Exercise directions =>
Each line that holds the word "Temperature" counts once. Give the total number of such lines and nothing else.

(Data listing)
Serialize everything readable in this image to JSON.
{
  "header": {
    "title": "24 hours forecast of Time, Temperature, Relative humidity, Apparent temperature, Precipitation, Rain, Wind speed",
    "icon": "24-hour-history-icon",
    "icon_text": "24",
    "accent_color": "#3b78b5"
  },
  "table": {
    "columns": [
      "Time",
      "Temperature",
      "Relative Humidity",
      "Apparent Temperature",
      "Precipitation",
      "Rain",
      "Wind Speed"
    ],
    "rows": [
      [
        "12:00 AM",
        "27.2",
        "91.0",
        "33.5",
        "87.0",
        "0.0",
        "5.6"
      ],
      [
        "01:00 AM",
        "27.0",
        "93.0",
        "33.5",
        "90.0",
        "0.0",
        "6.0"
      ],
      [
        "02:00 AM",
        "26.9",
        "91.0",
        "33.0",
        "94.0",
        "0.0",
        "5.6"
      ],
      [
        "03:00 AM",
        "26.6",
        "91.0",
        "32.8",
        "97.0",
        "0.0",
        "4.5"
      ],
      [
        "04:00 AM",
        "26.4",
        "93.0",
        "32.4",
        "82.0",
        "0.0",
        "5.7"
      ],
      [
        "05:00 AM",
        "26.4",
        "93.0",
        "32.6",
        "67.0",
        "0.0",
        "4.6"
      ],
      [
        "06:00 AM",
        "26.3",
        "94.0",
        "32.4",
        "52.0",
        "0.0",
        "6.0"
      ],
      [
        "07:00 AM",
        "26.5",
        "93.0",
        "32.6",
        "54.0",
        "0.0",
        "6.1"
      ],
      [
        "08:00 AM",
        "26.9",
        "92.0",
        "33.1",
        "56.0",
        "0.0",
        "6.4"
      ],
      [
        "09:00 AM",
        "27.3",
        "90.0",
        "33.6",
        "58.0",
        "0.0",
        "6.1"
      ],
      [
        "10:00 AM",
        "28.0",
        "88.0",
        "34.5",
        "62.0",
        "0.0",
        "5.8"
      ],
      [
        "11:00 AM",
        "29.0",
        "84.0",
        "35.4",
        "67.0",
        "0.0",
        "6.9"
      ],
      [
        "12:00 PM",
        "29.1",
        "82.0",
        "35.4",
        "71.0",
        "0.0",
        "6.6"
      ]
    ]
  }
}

The completed task =>
3